[Data entries]
=====
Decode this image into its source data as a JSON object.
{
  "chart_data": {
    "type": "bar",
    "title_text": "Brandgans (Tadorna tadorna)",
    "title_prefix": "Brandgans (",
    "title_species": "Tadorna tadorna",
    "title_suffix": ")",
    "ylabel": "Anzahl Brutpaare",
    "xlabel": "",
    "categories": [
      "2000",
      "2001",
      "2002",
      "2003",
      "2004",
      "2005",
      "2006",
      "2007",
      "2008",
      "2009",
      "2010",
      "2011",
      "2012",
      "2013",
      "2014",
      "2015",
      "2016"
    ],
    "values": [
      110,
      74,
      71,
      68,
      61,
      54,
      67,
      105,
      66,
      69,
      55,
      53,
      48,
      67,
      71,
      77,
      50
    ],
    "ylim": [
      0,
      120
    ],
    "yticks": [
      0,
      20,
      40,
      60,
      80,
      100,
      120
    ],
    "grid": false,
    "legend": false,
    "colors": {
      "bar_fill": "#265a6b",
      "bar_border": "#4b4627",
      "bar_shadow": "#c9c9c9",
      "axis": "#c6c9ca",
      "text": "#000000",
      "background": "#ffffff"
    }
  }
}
=====
Examine the listing and say how many of its lines contain the string "Tadorna". Give the number alone.

- Full answer
2